------ RECORDS TO USE

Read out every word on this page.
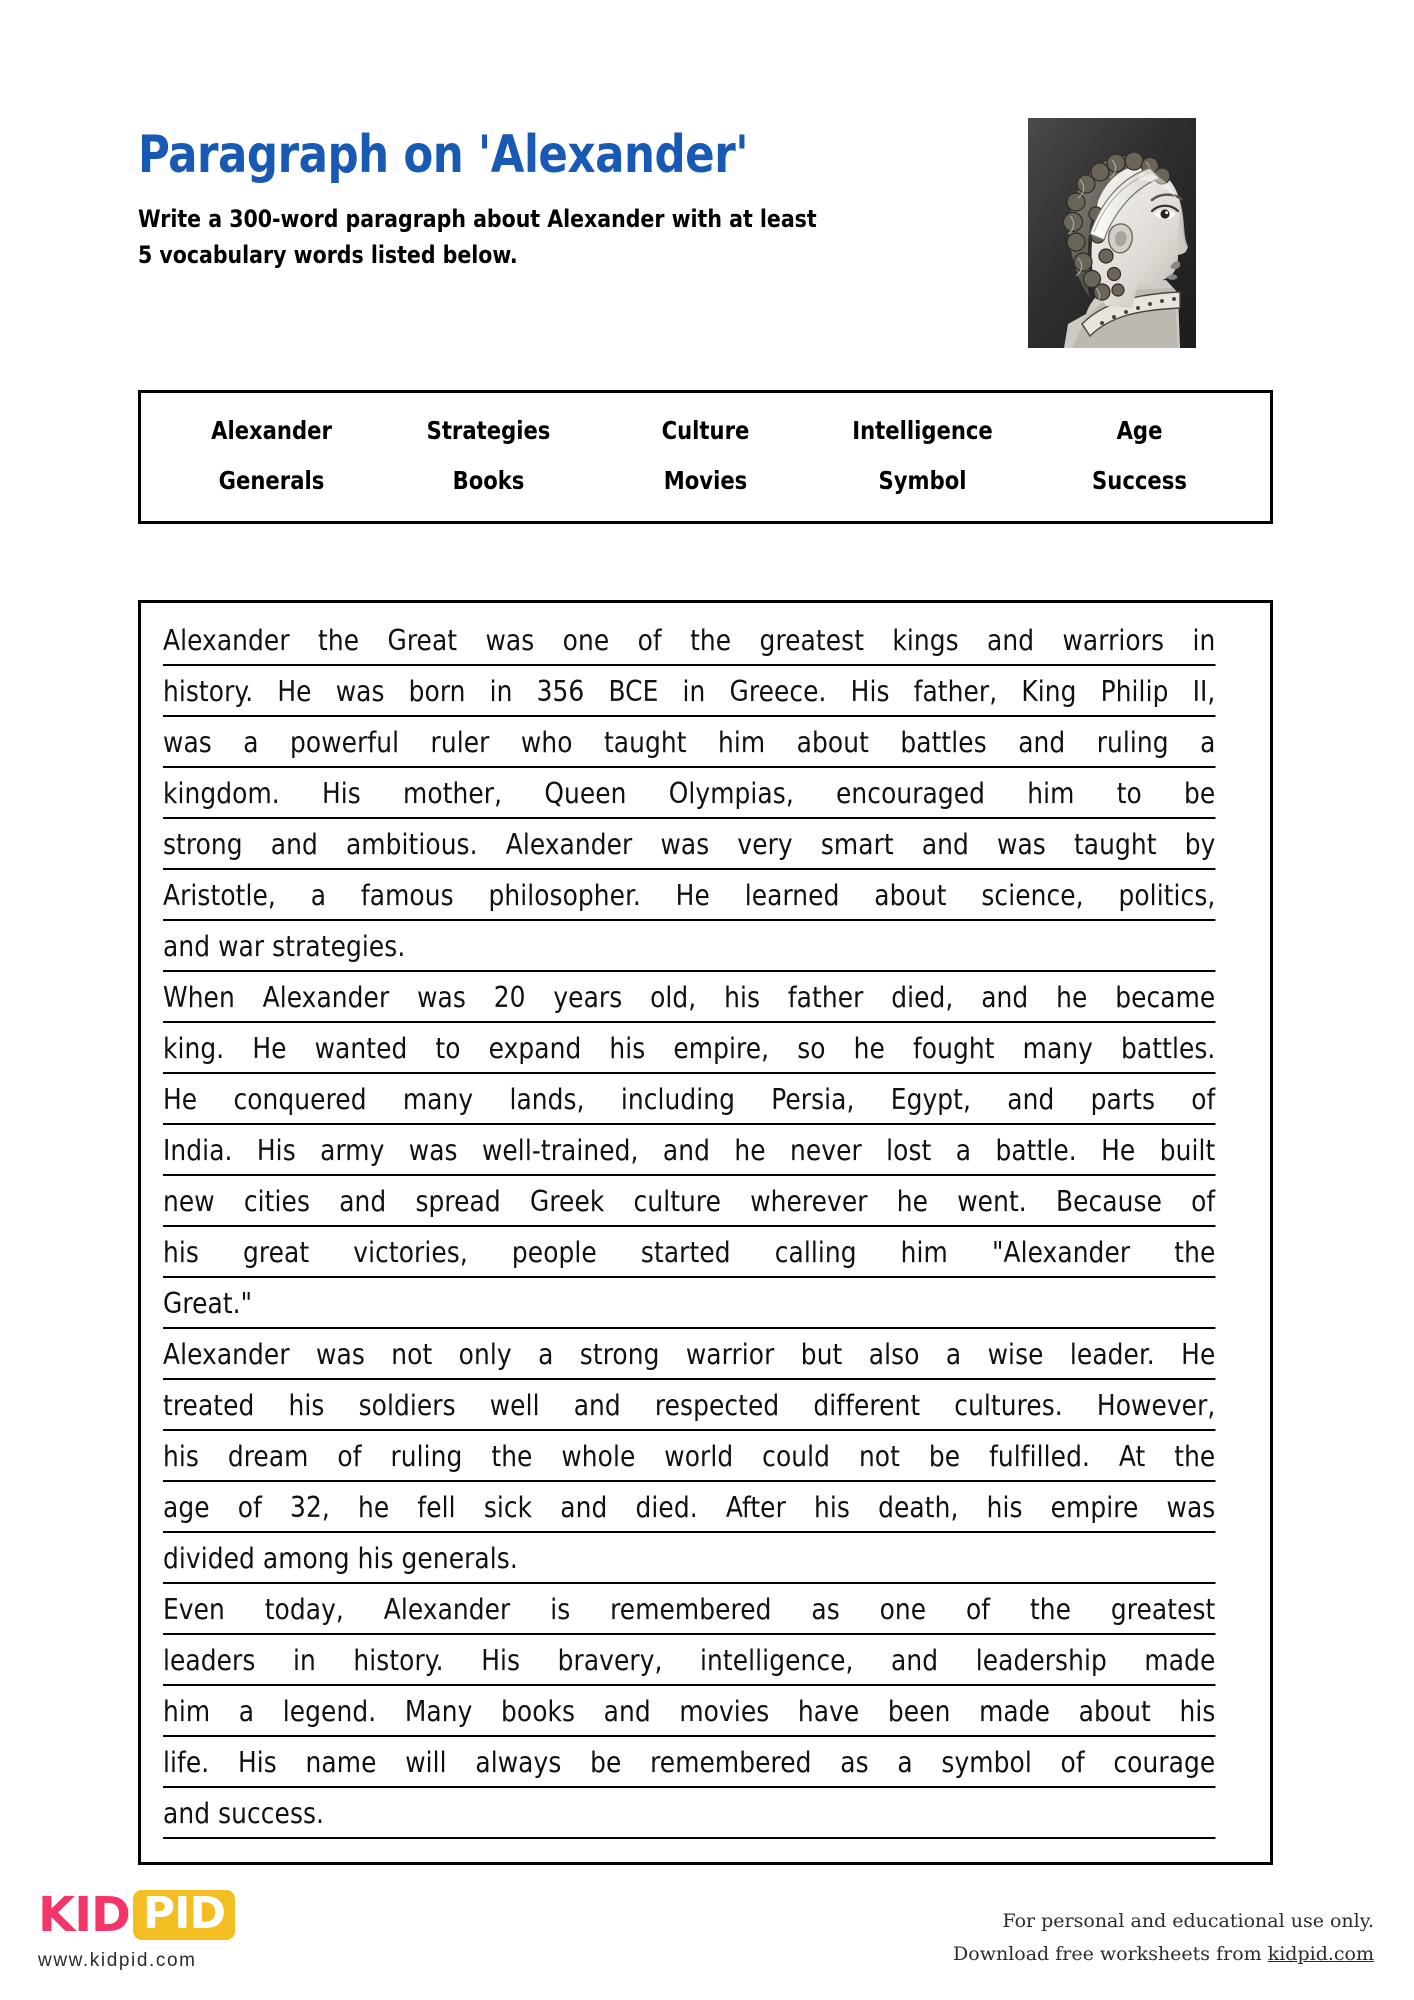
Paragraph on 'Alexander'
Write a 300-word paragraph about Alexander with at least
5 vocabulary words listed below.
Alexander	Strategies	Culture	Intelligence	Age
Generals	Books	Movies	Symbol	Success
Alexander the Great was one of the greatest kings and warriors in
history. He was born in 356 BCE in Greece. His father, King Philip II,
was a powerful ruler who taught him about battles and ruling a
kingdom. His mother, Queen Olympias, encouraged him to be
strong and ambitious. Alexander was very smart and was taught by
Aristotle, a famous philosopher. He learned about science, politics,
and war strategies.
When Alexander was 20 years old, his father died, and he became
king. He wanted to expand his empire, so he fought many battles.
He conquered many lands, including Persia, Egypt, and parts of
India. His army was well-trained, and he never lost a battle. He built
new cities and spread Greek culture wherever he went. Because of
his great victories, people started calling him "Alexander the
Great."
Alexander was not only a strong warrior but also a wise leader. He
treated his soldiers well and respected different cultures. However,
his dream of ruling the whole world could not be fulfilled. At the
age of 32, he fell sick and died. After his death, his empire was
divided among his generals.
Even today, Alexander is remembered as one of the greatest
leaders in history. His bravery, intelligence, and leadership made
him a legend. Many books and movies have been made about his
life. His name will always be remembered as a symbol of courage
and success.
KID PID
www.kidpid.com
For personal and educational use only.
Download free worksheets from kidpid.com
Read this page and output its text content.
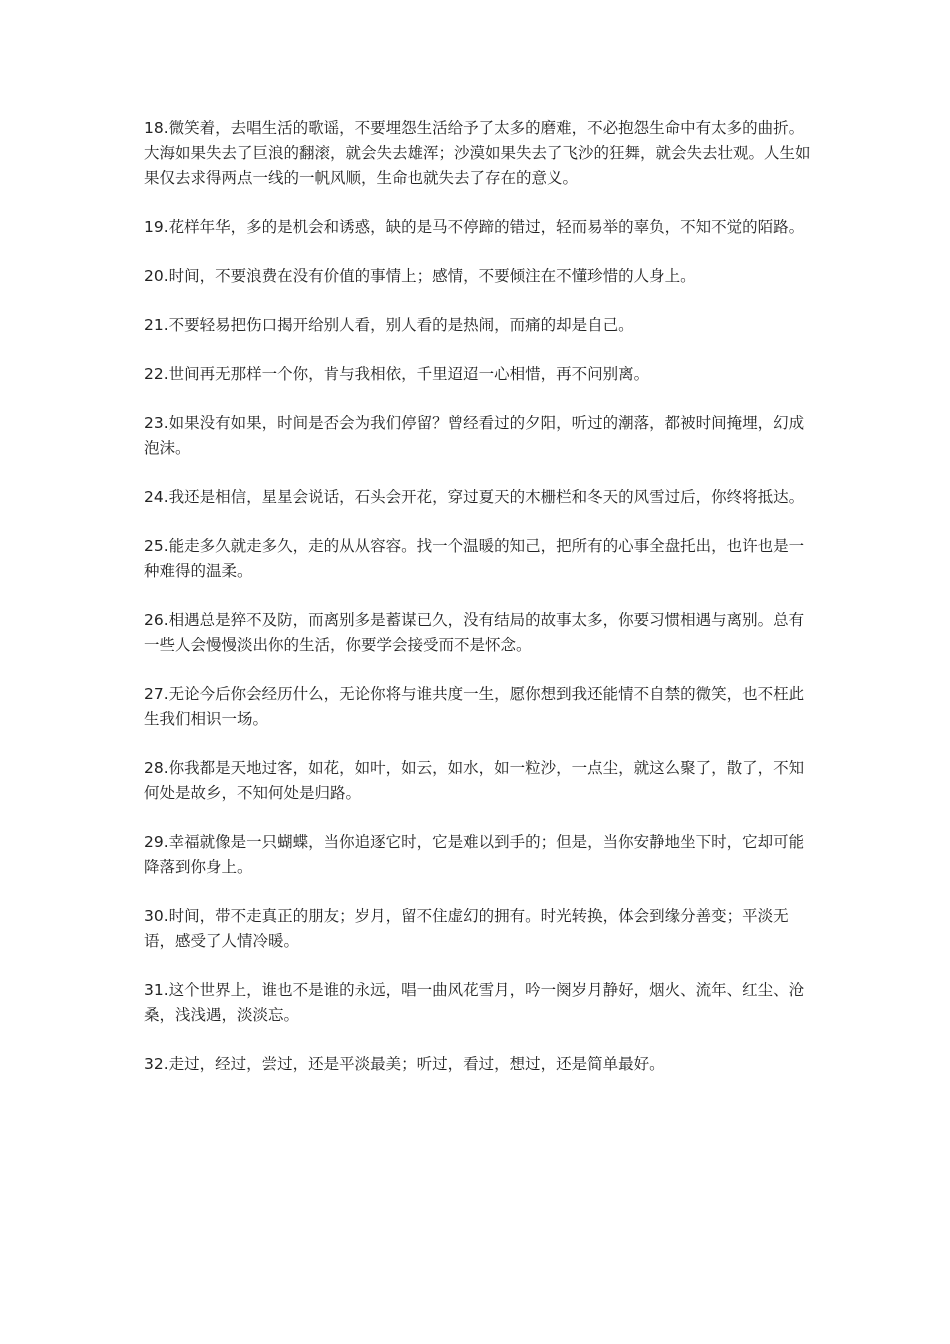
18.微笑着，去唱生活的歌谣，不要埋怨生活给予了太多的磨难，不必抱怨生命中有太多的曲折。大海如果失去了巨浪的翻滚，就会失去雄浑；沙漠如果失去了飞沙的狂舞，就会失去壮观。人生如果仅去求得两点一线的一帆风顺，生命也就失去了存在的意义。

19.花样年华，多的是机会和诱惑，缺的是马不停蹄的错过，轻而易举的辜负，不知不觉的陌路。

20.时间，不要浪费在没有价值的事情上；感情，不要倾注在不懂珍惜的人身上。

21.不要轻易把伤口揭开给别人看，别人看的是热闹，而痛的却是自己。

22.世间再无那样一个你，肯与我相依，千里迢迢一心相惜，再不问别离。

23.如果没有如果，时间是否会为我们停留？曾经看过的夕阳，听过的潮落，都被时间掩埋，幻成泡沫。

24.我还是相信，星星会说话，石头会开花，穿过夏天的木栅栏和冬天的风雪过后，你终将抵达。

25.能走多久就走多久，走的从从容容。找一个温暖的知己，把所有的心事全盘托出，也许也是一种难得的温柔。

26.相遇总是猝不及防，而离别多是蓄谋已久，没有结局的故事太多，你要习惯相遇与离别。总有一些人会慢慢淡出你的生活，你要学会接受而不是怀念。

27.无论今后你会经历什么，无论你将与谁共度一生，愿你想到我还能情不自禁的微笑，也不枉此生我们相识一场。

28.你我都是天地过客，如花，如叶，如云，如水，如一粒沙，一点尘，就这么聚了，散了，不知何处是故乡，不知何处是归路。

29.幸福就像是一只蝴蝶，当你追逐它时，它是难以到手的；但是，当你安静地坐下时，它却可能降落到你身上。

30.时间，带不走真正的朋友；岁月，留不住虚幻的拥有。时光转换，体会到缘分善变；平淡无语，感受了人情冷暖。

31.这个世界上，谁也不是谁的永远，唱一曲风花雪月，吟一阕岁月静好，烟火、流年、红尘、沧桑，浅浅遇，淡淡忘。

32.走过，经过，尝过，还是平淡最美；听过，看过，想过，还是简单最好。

------------

- OBJECTIVE: Locate the lines above that contain "kidpid" and copy them.

- EXERCISE OUTPUT:
www.kidpid.com
Download free worksheets from kidpid.com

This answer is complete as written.